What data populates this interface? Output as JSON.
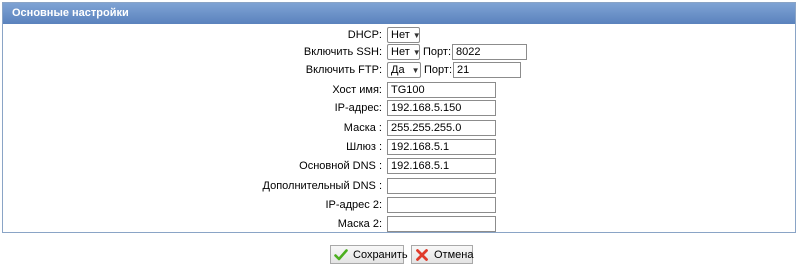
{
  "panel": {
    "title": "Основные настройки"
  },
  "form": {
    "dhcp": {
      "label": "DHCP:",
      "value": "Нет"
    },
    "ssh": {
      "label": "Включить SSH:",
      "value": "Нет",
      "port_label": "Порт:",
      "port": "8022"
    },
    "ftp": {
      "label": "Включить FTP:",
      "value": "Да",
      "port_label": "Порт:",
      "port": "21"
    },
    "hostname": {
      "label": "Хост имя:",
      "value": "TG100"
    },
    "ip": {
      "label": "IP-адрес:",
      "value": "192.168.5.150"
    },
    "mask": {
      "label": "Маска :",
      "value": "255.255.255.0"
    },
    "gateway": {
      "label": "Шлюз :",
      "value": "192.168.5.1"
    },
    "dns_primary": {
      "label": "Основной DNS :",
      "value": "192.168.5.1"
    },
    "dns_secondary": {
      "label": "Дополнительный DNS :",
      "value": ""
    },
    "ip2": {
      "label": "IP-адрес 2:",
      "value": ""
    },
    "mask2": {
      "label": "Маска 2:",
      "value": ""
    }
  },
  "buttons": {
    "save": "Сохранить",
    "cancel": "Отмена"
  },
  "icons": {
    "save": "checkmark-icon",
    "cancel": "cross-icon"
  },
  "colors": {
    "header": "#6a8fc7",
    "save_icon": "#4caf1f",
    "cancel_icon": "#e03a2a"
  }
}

_____

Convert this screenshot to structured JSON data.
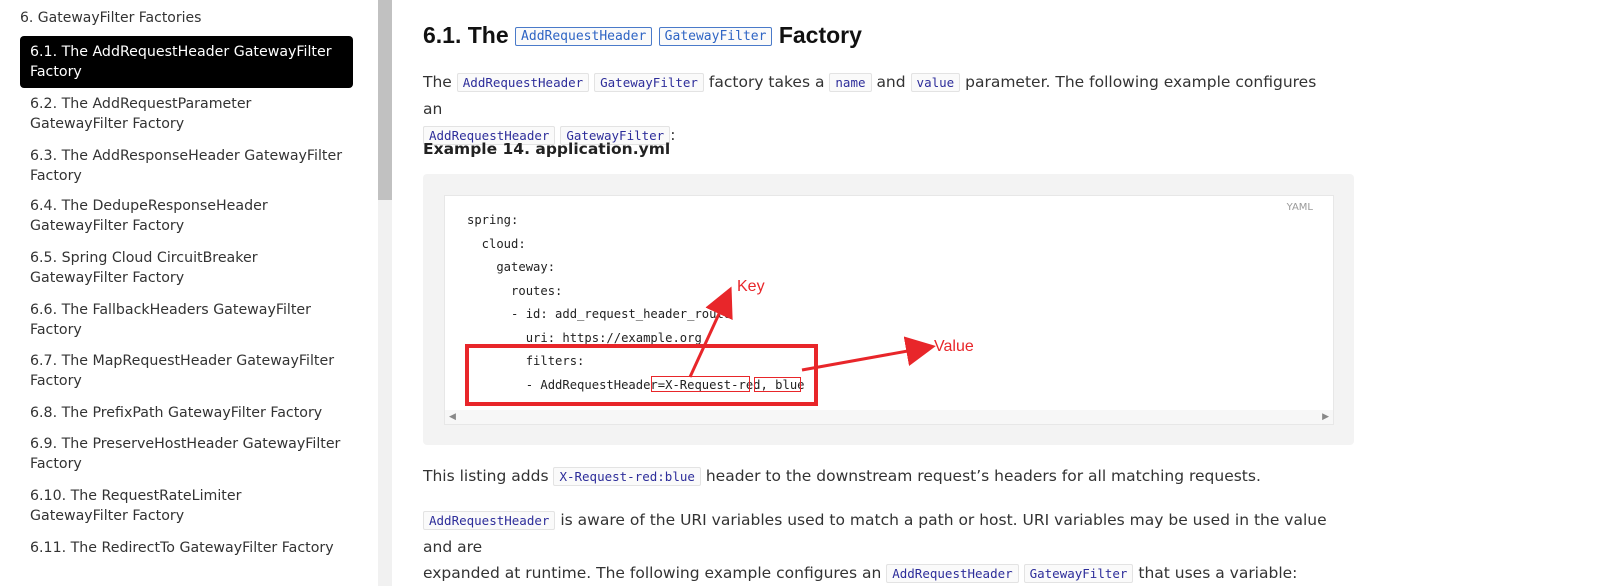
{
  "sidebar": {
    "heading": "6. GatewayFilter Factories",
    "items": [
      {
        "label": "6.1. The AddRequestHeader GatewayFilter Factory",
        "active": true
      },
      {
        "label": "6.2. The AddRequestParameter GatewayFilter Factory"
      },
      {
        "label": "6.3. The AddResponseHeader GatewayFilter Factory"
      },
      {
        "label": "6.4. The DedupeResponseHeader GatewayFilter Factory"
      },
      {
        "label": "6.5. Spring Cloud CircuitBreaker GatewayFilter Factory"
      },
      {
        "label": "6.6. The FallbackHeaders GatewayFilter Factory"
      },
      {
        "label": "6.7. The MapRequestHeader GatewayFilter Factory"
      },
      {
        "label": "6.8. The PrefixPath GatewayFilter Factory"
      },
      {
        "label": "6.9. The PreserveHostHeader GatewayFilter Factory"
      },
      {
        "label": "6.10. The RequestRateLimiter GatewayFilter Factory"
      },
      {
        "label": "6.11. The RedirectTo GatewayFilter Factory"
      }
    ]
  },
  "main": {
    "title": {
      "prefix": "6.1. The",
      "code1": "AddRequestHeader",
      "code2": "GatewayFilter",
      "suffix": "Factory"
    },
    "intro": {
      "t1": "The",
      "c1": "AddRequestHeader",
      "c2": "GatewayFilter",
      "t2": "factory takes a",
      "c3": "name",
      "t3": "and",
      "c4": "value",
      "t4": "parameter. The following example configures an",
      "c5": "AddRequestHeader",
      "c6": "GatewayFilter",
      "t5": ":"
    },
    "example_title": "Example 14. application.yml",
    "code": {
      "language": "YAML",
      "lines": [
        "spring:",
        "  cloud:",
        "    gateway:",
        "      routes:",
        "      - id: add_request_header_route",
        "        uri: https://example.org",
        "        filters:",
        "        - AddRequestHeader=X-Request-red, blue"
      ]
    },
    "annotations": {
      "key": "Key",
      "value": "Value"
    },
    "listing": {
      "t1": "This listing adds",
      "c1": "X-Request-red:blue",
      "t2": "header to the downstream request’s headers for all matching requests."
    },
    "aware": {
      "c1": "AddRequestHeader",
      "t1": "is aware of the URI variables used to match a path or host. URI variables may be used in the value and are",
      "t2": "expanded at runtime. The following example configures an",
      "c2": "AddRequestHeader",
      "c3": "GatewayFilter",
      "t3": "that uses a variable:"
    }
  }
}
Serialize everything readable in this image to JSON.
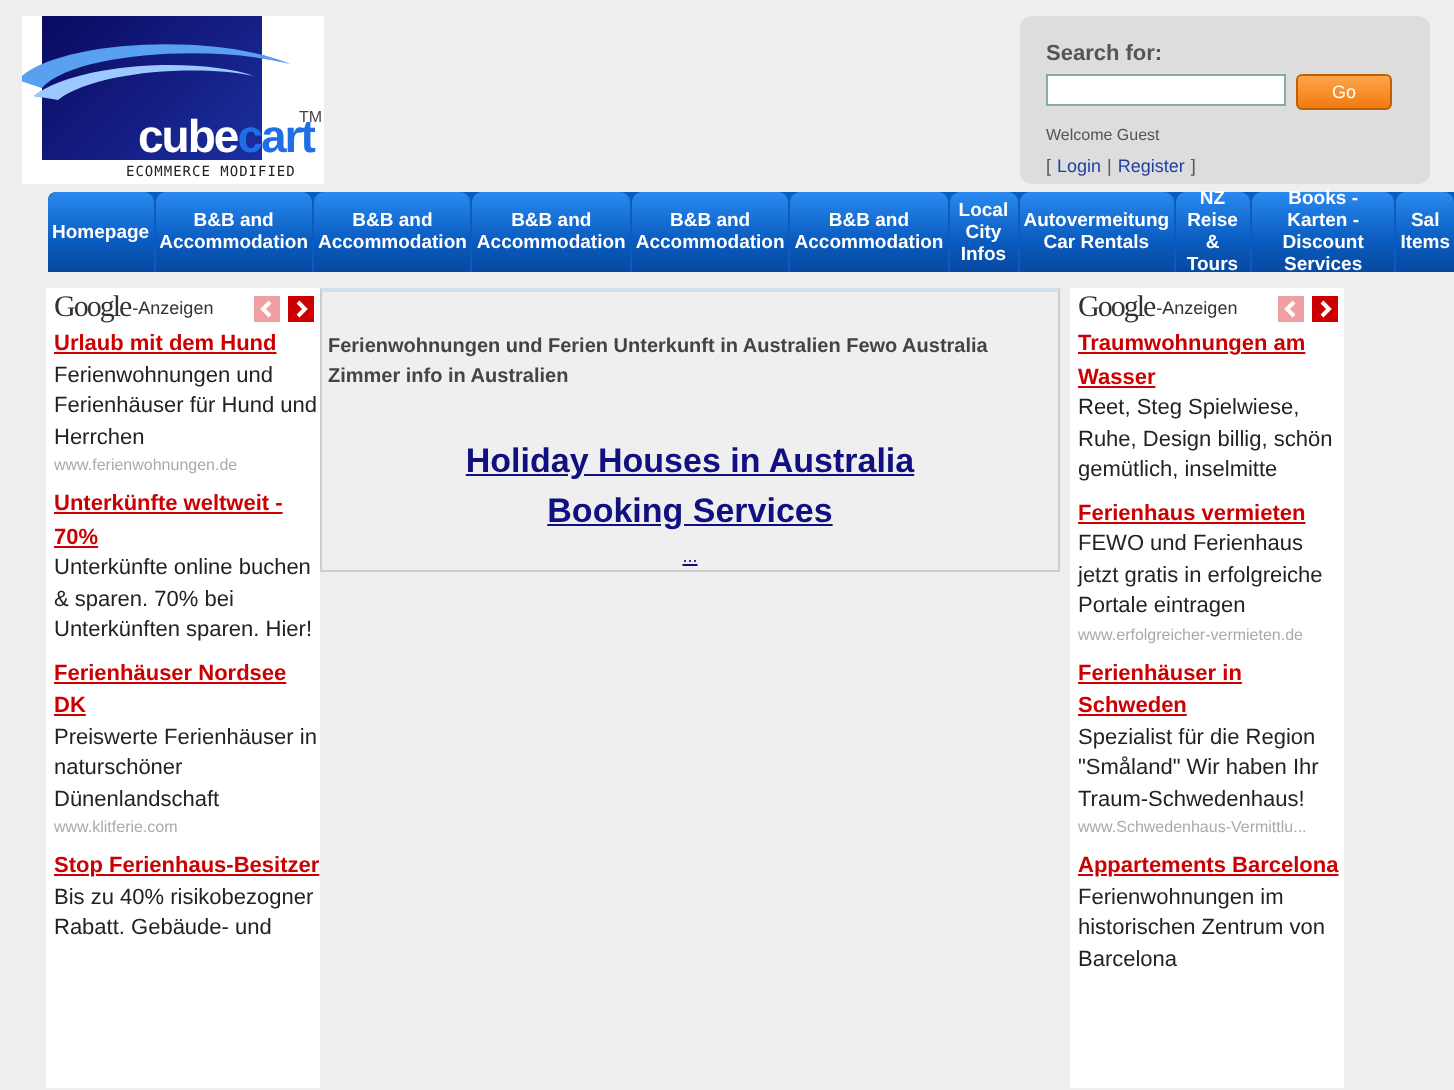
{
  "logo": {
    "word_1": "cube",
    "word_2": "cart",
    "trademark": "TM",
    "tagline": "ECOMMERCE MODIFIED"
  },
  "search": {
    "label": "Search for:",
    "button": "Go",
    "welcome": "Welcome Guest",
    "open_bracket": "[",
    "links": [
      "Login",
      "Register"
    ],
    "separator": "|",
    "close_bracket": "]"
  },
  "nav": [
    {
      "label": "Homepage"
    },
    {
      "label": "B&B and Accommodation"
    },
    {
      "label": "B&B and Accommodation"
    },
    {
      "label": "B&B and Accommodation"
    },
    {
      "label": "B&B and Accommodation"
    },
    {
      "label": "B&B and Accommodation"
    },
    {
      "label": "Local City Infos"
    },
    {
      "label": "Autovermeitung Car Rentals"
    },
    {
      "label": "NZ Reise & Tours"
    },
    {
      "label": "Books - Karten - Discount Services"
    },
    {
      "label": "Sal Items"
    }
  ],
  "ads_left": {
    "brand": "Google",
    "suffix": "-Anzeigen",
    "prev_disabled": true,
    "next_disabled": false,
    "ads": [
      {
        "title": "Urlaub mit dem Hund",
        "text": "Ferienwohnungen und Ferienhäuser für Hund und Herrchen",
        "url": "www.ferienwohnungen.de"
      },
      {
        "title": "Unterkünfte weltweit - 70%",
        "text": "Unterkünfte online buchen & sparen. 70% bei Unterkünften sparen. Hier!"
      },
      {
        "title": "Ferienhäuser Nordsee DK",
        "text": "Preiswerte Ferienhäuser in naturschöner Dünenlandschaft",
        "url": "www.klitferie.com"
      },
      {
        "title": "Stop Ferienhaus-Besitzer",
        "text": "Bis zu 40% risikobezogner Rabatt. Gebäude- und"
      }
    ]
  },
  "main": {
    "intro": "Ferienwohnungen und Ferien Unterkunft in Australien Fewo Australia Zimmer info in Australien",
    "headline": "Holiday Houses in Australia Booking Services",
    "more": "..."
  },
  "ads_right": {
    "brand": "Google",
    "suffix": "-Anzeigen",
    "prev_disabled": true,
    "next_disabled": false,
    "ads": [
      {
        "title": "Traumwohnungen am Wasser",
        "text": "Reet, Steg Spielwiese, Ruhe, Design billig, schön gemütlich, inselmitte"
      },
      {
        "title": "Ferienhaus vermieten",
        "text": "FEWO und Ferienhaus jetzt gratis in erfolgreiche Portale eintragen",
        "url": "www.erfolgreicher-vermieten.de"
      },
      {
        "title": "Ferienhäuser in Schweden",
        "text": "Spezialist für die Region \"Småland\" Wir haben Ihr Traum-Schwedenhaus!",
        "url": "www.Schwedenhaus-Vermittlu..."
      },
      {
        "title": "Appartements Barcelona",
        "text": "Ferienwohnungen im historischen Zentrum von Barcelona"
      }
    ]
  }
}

_____

Your instructions: Copy each line holding the word "Hund" from the listing above.

Correct response:
        "title": "Urlaub mit dem Hund",
        "text": "Ferienwohnungen und Ferienhäuser für Hund und Herrchen",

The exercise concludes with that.